▶ [Problem requirements] Look for "Διαδίκτυο" in the listing below. Gather each line that contains it.

▶ [Records to use]
** begin **

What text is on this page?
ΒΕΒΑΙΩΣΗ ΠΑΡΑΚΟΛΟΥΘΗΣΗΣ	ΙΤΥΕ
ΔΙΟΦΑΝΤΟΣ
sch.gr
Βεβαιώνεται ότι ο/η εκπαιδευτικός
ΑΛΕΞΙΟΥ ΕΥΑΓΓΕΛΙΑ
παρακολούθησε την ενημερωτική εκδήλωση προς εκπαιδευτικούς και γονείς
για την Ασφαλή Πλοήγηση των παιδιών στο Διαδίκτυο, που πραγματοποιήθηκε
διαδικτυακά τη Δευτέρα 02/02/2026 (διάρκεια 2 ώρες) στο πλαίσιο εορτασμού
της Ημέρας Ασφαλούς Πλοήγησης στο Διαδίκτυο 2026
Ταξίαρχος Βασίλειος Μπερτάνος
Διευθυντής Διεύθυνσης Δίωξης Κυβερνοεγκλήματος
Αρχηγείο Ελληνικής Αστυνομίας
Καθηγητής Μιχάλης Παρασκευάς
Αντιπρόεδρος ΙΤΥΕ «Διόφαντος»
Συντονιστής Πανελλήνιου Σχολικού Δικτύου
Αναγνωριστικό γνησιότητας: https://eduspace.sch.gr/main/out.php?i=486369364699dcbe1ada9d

** end **

▶ [Full response]
για την Ασφαλή Πλοήγηση των παιδιών στο Διαδίκτυο, που πραγματοποιήθηκε
της Ημέρας Ασφαλούς Πλοήγησης στο Διαδίκτυο 2026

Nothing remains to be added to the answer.